■ Written instruction: Copy out the entries exactly, from the first line to the last.

■ Extracted entries:

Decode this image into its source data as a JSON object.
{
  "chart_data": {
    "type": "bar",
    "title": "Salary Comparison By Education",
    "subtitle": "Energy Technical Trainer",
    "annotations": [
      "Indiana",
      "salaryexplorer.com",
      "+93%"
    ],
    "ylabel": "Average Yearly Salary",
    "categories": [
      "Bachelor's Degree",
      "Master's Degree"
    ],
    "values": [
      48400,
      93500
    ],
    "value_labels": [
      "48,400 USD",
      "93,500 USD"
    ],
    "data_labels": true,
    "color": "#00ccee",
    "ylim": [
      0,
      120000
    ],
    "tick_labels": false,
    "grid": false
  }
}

■ Exercise output:
Decode this image into its source data as a JSON object.
{
  "chart_data": {
    "type": "bar",
    "title": "Salary Comparison By Education",
    "subtitle": "Energy Technical Trainer",
    "annotations": [
      "Indiana",
      "salaryexplorer.com",
      "+93%"
    ],
    "ylabel": "Average Yearly Salary",
    "categories": [
      "Bachelor's Degree",
      "Master's Degree"
    ],
    "values": [
      48400,
      93500
    ],
    "value_labels": [
      "48,400 USD",
      "93,500 USD"
    ],
    "data_labels": true,
    "color": "#00ccee",
    "ylim": [
      0,
      120000
    ],
    "tick_labels": false,
    "grid": false
  }
}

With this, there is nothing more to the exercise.